● EXERCISE DESCRIPTION: Filter the records below down to lines containing "this".
-------- MATERIAL SHOWN
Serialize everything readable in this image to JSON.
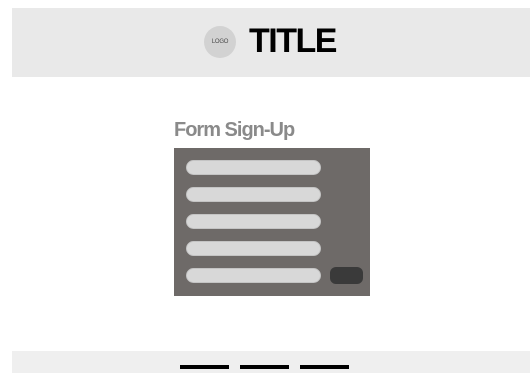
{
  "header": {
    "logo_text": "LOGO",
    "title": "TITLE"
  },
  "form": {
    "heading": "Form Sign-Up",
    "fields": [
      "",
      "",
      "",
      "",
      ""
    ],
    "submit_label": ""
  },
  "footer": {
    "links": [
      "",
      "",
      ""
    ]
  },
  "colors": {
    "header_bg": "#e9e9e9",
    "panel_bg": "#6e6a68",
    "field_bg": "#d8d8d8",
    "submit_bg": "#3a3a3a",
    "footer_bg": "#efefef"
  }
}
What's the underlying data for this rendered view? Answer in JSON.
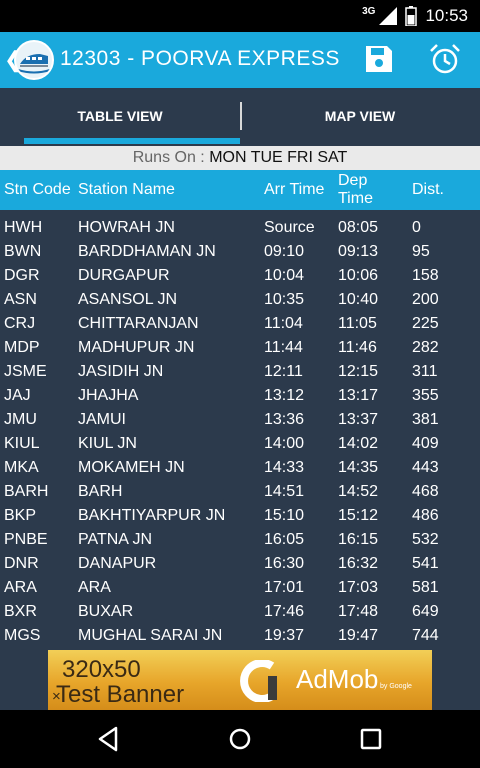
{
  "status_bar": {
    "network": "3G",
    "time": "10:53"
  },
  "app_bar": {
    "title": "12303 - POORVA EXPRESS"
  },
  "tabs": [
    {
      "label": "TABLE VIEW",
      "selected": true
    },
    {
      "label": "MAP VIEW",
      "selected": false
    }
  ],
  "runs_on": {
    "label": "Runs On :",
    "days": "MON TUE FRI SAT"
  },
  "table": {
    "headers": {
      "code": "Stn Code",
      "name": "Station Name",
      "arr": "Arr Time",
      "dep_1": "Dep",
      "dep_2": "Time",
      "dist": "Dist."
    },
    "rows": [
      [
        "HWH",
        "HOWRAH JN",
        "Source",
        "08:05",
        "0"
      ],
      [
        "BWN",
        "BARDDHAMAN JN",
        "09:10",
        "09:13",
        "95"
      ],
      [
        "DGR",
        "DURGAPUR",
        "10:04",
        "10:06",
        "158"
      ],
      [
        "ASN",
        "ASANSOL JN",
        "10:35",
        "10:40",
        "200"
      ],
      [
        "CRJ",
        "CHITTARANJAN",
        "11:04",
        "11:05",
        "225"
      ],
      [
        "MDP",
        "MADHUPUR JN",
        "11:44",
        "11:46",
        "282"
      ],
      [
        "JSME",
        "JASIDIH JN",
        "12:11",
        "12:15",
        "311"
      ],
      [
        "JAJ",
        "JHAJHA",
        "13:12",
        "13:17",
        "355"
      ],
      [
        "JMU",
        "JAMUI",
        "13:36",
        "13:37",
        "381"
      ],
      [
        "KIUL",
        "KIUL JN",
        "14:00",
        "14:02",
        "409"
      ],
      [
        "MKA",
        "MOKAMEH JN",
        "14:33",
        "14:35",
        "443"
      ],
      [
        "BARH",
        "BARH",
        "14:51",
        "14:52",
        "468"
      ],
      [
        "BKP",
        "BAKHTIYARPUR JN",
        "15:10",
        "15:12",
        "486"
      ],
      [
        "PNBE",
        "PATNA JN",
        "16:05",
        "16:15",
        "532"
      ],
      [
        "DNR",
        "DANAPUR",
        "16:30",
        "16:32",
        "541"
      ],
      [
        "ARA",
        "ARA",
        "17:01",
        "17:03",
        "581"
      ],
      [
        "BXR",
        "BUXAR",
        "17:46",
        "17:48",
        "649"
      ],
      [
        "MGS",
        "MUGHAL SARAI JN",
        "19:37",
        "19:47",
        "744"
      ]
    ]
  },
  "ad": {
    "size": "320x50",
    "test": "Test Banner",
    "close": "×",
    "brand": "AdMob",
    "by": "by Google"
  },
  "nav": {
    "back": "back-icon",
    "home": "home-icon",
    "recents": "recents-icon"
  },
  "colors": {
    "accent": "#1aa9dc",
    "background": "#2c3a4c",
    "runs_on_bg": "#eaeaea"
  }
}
----------------
-------- MATERIAL SHOWN
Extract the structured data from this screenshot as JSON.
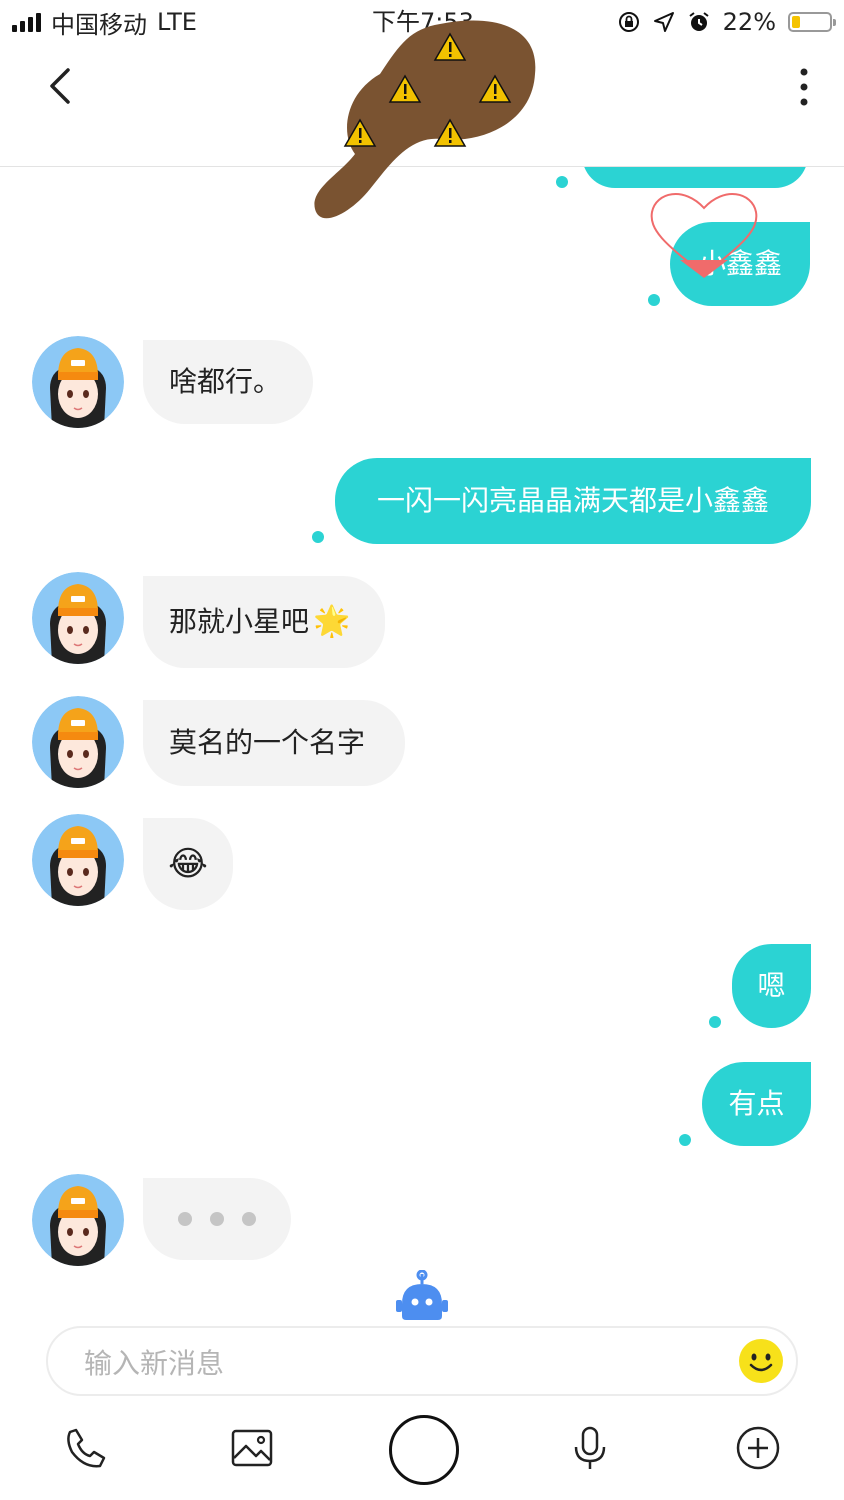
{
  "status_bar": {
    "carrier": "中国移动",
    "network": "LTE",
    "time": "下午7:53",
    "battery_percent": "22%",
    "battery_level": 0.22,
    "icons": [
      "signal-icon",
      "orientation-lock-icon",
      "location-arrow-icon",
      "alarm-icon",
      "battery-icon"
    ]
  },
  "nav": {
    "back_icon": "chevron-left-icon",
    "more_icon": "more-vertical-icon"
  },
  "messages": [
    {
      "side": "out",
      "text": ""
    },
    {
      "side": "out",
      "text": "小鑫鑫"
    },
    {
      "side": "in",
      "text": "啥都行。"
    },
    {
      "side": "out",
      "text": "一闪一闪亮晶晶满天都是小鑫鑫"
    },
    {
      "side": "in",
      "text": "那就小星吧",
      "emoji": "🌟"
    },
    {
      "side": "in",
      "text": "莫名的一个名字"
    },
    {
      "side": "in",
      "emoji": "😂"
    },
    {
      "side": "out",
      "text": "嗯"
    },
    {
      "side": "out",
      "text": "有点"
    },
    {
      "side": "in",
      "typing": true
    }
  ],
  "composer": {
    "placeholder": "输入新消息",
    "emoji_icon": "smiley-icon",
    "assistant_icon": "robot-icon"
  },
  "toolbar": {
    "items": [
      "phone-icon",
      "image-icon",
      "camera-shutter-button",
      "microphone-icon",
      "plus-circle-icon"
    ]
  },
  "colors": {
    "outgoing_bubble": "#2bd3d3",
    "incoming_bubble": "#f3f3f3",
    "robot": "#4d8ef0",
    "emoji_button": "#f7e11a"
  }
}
----------------
● WRITTEN ANSWER:
Serialize everything readable in this image to JSON.
What's the underlying data for this rendered view? Answer in JSON.
Extract the structured data from this screenshot as JSON.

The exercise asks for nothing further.